• **Work required**
Find every line below that contains the word "故本题选" and copy it out.

• **Provided material**
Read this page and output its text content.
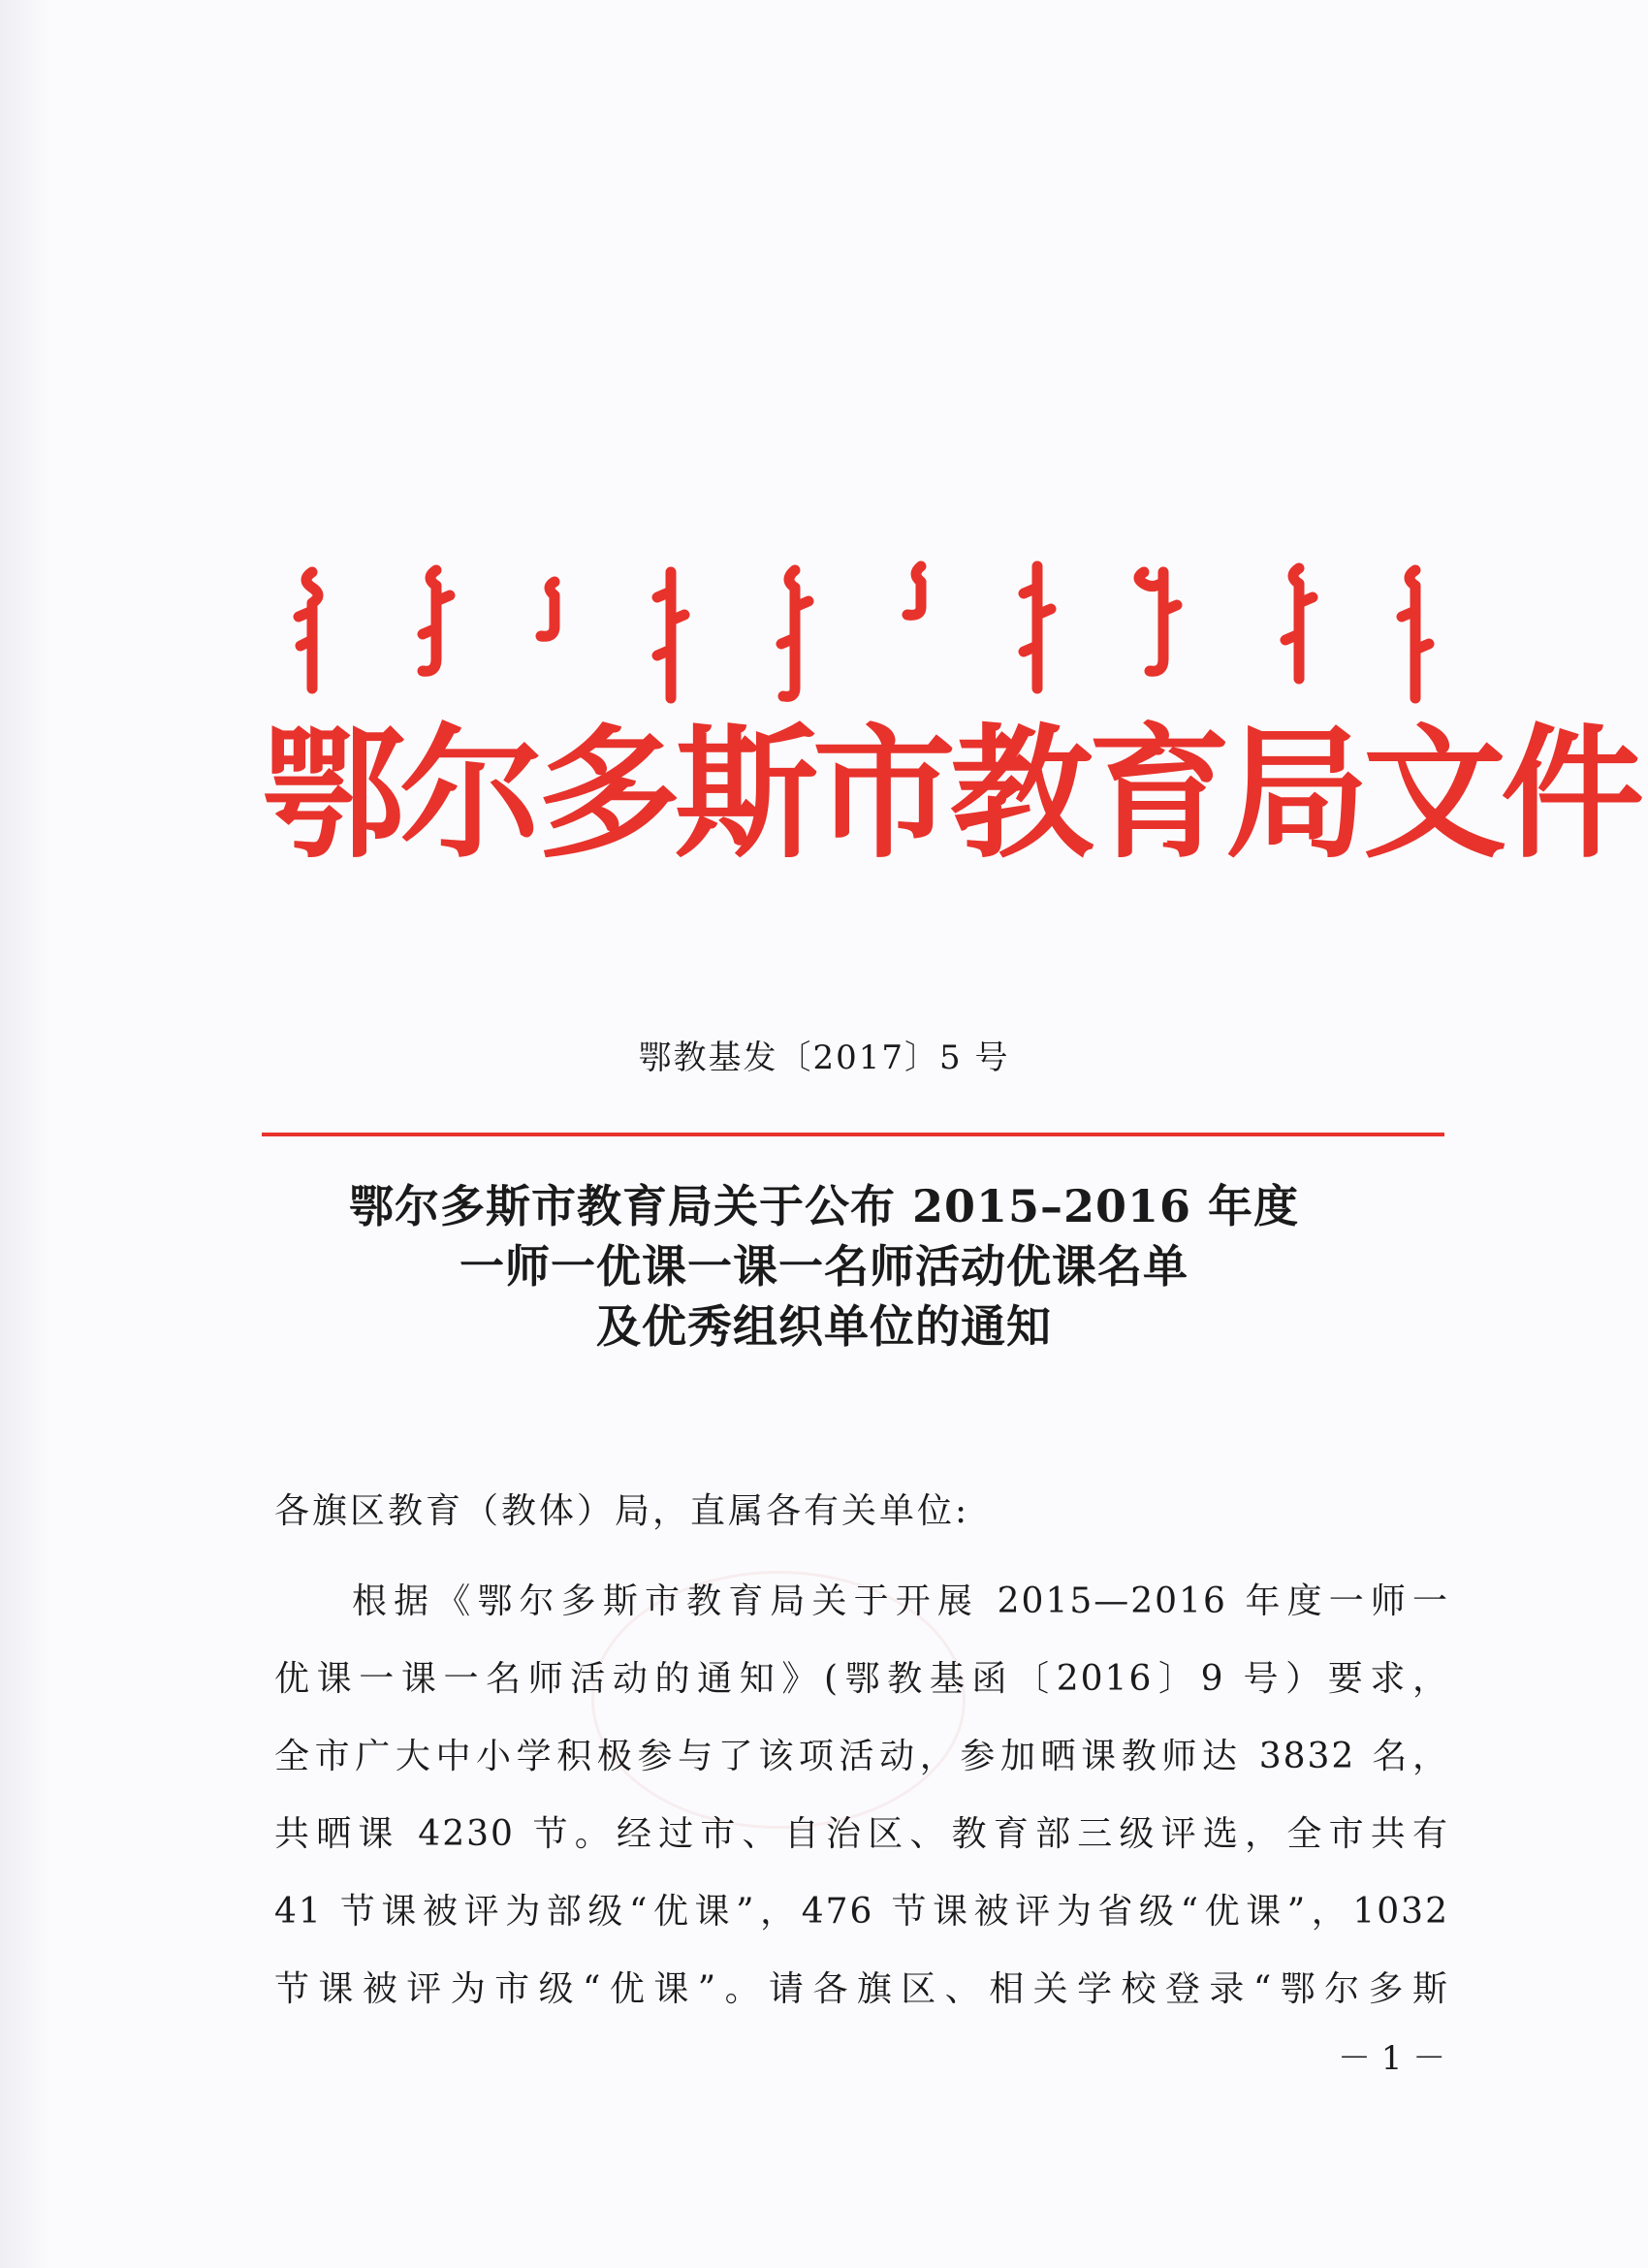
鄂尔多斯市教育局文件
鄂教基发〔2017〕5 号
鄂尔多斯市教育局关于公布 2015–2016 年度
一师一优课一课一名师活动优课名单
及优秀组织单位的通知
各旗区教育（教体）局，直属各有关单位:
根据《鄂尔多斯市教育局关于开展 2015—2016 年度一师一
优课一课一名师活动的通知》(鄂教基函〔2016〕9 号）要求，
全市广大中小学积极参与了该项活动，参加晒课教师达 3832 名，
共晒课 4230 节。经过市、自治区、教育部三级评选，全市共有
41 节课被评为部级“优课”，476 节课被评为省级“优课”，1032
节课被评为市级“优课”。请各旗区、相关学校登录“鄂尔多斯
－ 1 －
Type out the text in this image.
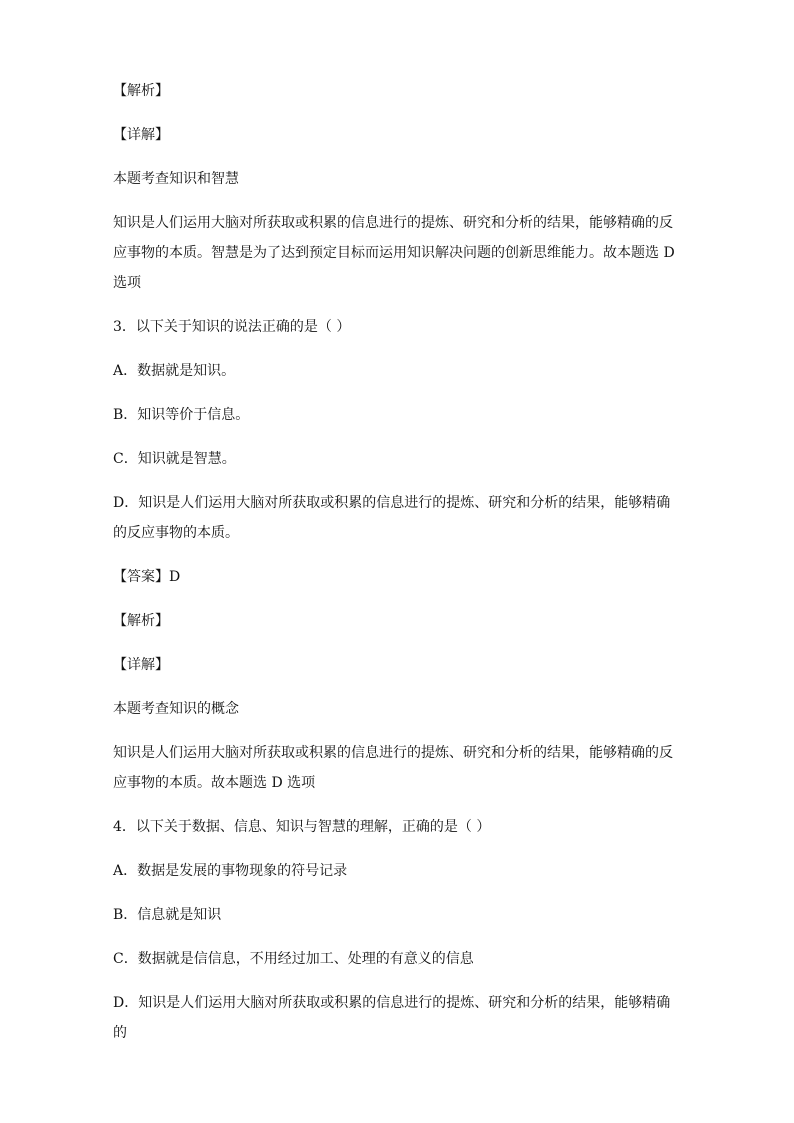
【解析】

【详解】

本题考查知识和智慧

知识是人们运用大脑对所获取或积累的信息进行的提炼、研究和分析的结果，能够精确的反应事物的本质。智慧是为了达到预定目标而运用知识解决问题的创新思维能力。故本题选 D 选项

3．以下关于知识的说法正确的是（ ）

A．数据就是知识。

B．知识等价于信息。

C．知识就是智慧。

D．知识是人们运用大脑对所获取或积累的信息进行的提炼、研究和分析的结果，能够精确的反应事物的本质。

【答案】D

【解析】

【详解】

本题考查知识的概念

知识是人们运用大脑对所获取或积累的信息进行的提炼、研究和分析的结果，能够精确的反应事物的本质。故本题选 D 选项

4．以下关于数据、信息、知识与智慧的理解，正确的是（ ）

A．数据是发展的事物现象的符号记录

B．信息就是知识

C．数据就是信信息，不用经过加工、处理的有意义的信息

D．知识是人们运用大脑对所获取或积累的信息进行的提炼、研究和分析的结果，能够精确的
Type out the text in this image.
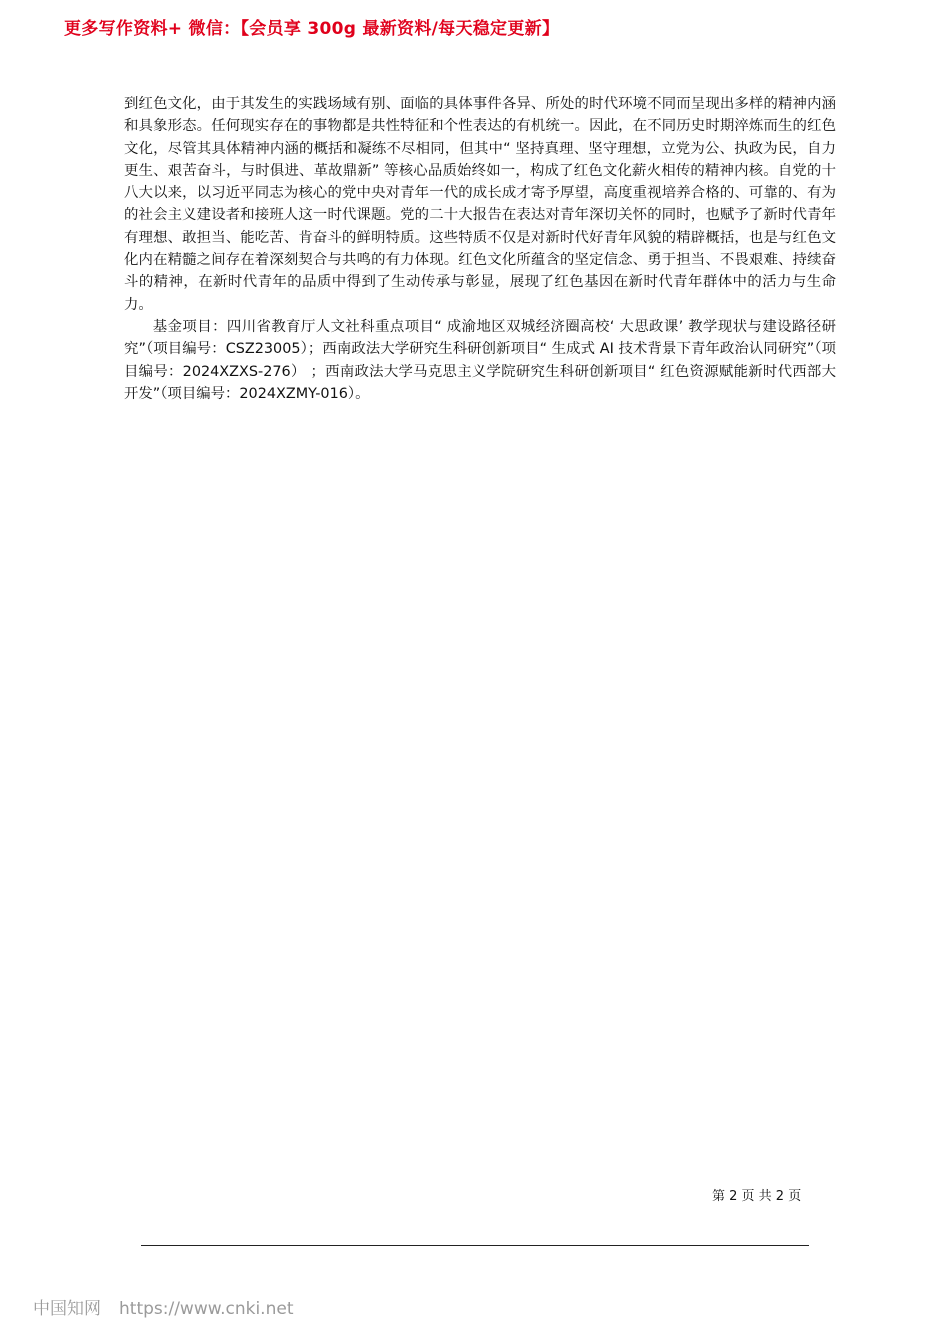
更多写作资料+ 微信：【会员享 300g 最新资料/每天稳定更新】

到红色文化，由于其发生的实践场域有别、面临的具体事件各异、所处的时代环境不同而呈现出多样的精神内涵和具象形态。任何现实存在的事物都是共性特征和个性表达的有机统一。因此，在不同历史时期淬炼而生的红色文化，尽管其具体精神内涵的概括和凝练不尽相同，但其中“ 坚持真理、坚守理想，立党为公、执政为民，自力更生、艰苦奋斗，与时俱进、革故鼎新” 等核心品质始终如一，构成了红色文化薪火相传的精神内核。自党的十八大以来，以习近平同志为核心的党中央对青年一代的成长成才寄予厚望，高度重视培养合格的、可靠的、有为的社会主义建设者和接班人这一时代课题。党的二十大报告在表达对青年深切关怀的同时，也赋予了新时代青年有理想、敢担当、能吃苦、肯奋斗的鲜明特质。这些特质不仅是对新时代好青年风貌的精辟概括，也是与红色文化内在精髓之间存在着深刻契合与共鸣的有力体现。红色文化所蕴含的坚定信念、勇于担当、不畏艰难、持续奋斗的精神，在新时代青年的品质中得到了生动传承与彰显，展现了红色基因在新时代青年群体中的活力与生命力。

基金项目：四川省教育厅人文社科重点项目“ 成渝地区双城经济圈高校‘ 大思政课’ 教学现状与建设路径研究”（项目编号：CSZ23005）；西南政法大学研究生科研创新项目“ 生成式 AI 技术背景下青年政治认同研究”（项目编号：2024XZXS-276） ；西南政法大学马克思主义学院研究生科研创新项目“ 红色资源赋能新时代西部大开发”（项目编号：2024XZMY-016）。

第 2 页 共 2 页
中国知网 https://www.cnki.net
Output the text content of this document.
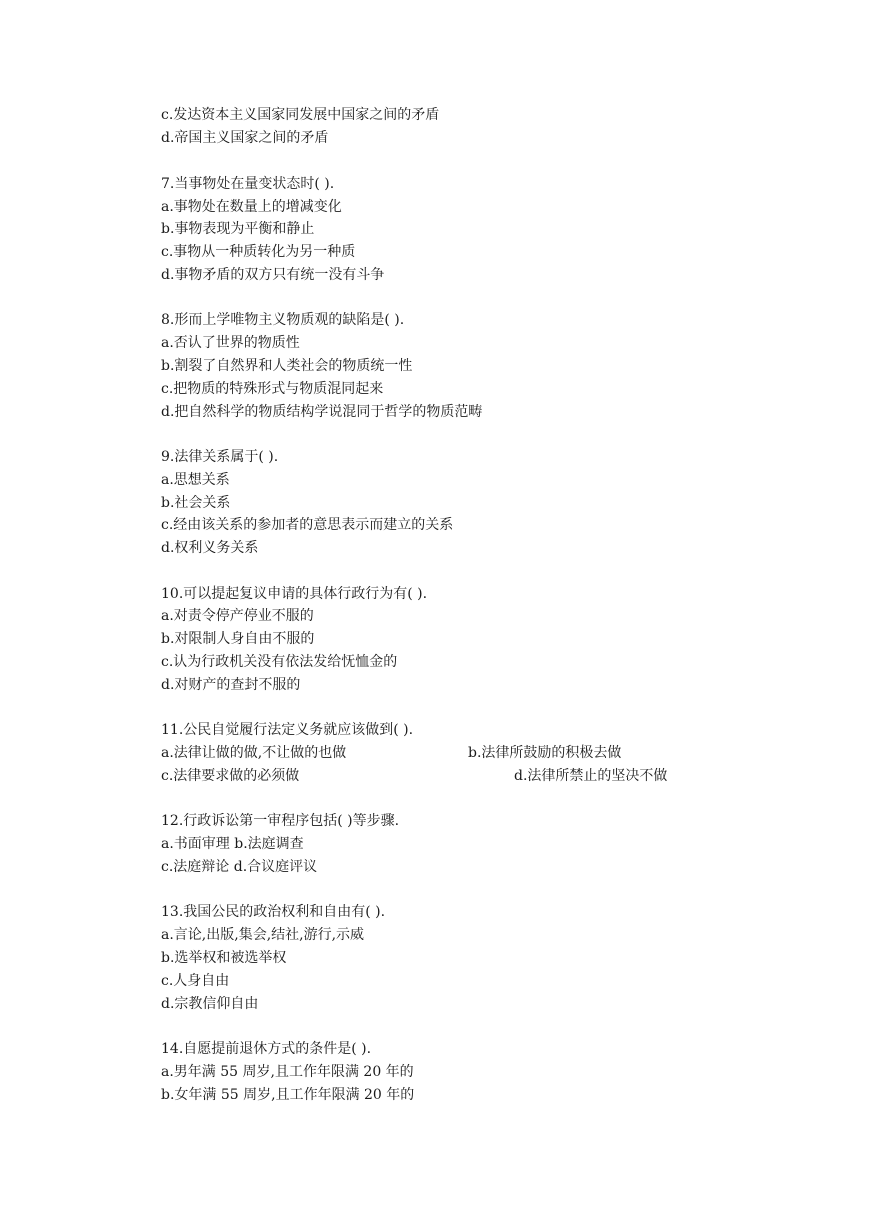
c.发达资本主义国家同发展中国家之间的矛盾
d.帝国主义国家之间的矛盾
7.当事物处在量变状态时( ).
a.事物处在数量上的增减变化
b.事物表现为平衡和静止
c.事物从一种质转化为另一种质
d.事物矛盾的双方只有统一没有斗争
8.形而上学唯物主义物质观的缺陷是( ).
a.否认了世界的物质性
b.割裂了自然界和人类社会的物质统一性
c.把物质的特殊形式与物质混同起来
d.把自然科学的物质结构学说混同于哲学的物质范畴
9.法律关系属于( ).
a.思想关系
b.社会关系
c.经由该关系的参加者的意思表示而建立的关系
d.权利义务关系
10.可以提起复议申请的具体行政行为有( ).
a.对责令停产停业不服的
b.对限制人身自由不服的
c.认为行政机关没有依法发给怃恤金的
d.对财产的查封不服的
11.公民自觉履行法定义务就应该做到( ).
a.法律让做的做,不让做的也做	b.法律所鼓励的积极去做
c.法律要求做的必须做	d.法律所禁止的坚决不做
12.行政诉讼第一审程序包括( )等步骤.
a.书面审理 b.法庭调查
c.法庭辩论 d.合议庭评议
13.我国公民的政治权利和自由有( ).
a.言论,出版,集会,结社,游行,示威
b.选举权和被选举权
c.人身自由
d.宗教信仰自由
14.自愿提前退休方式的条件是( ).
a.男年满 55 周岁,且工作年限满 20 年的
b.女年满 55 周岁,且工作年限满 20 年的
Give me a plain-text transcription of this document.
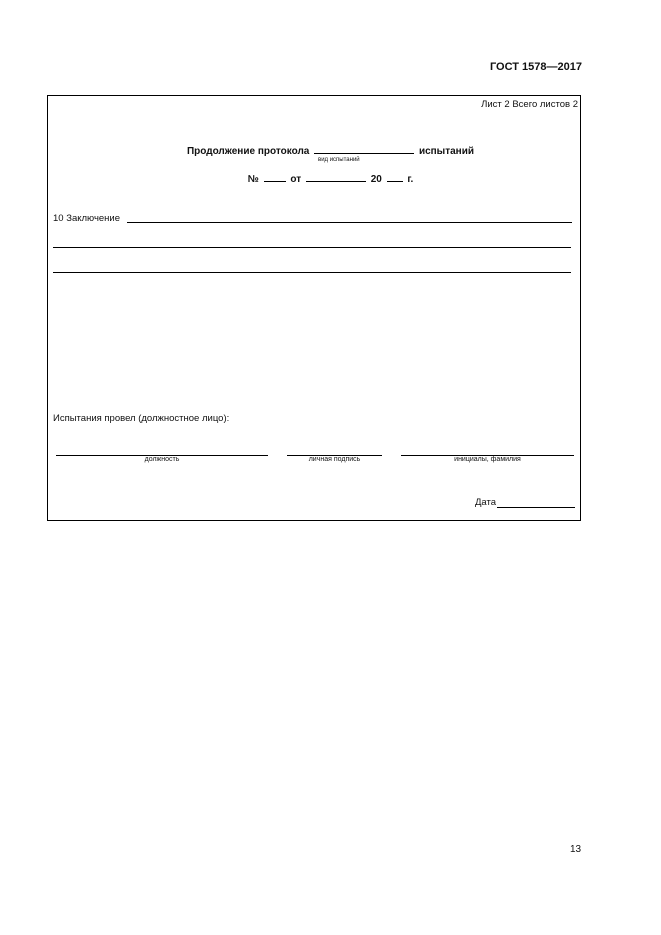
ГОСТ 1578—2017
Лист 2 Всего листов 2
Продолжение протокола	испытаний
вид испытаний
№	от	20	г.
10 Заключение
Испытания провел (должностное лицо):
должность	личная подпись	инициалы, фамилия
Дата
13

• **Correct result**
知识是人们运用大脑对所获取或积累的信息进行的提炼、研究和分析的结果，能够精确的反应事物的本质。智慧是为了达到预定目标而运用知识解决问题的创新思维能力。故本题选 D 选项
知识是人们运用大脑对所获取或积累的信息进行的提炼、研究和分析的结果，能够精确的反应事物的本质。故本题选 D 选项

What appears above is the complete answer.